## BEGIN EXERCISE MATERIAL
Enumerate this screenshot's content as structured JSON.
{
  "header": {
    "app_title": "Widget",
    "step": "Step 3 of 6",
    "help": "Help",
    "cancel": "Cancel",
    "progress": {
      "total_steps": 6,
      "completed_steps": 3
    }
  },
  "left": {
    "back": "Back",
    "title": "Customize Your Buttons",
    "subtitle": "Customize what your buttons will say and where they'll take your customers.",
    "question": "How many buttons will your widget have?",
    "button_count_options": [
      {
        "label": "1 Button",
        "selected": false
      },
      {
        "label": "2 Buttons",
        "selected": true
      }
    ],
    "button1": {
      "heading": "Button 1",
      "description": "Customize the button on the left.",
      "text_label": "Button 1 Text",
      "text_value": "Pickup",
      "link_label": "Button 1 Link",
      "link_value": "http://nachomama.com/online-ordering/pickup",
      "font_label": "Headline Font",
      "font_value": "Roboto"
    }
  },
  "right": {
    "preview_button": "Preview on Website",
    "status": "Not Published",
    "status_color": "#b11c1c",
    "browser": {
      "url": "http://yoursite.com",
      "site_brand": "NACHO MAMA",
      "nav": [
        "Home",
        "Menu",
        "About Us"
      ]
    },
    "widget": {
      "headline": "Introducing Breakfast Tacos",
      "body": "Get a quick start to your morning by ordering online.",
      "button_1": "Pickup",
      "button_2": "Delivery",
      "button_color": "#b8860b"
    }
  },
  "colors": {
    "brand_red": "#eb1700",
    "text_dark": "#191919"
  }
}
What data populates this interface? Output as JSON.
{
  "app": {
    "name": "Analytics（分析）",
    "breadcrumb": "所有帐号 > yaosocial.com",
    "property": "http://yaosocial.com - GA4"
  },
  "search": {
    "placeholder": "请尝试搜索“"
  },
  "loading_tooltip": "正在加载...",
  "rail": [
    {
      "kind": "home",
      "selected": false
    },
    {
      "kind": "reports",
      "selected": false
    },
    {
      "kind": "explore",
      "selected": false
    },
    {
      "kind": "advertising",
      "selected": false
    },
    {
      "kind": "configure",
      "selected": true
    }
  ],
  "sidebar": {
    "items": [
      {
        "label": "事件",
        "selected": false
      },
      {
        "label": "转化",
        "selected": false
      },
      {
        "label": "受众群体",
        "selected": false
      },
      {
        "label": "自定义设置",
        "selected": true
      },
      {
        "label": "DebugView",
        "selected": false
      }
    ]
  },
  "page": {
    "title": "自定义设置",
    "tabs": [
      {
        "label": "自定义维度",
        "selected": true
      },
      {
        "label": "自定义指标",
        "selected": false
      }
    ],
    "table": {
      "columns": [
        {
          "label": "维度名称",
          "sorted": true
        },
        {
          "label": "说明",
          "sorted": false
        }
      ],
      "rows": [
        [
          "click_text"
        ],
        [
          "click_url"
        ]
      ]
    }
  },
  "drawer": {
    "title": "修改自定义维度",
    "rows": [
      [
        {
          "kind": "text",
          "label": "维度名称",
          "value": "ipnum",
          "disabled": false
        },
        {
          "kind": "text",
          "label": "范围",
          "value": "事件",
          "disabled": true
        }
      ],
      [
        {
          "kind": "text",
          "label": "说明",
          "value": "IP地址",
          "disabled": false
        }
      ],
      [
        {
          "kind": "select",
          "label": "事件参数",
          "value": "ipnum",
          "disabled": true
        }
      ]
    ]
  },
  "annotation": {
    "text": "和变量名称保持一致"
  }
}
## END EXERCISE MATERIAL
EXERCISE GOAL:
Send back every record, precisely as written.

EXERCISE RESULT:
Enumerate this screenshot's content as structured JSON.
{
  "header": {
    "app_title": "Widget",
    "step": "Step 3 of 6",
    "help": "Help",
    "cancel": "Cancel",
    "progress": {
      "total_steps": 6,
      "completed_steps": 3
    }
  },
  "left": {
    "back": "Back",
    "title": "Customize Your Buttons",
    "subtitle": "Customize what your buttons will say and where they'll take your customers.",
    "question": "How many buttons will your widget have?",
    "button_count_options": [
      {
        "label": "1 Button",
        "selected": false
      },
      {
        "label": "2 Buttons",
        "selected": true
      }
    ],
    "button1": {
      "heading": "Button 1",
      "description": "Customize the button on the left.",
      "text_label": "Button 1 Text",
      "text_value": "Pickup",
      "link_label": "Button 1 Link",
      "link_value": "http://nachomama.com/online-ordering/pickup",
      "font_label": "Headline Font",
      "font_value": "Roboto"
    }
  },
  "right": {
    "preview_button": "Preview on Website",
    "status": "Not Published",
    "status_color": "#b11c1c",
    "browser": {
      "url": "http://yoursite.com",
      "site_brand": "NACHO MAMA",
      "nav": [
        "Home",
        "Menu",
        "About Us"
      ]
    },
    "widget": {
      "headline": "Introducing Breakfast Tacos",
      "body": "Get a quick start to your morning by ordering online.",
      "button_1": "Pickup",
      "button_2": "Delivery",
      "button_color": "#b8860b"
    }
  },
  "colors": {
    "brand_red": "#eb1700",
    "text_dark": "#191919"
  }
}
What data populates this interface? Output as JSON.
{
  "app": {
    "name": "Analytics（分析）",
    "breadcrumb": "所有帐号 > yaosocial.com",
    "property": "http://yaosocial.com - GA4"
  },
  "search": {
    "placeholder": "请尝试搜索“"
  },
  "loading_tooltip": "正在加载...",
  "rail": [
    {
      "kind": "home",
      "selected": false
    },
    {
      "kind": "reports",
      "selected": false
    },
    {
      "kind": "explore",
      "selected": false
    },
    {
      "kind": "advertising",
      "selected": false
    },
    {
      "kind": "configure",
      "selected": true
    }
  ],
  "sidebar": {
    "items": [
      {
        "label": "事件",
        "selected": false
      },
      {
        "label": "转化",
        "selected": false
      },
      {
        "label": "受众群体",
        "selected": false
      },
      {
        "label": "自定义设置",
        "selected": true
      },
      {
        "label": "DebugView",
        "selected": false
      }
    ]
  },
  "page": {
    "title": "自定义设置",
    "tabs": [
      {
        "label": "自定义维度",
        "selected": true
      },
      {
        "label": "自定义指标",
        "selected": false
      }
    ],
    "table": {
      "columns": [
        {
          "label": "维度名称",
          "sorted": true
        },
        {
          "label": "说明",
          "sorted": false
        }
      ],
      "rows": [
        [
          "click_text"
        ],
        [
          "click_url"
        ]
      ]
    }
  },
  "drawer": {
    "title": "修改自定义维度",
    "rows": [
      [
        {
          "kind": "text",
          "label": "维度名称",
          "value": "ipnum",
          "disabled": false
        },
        {
          "kind": "text",
          "label": "范围",
          "value": "事件",
          "disabled": true
        }
      ],
      [
        {
          "kind": "text",
          "label": "说明",
          "value": "IP地址",
          "disabled": false
        }
      ],
      [
        {
          "kind": "select",
          "label": "事件参数",
          "value": "ipnum",
          "disabled": true
        }
      ]
    ]
  },
  "annotation": {
    "text": "和变量名称保持一致"
  }
}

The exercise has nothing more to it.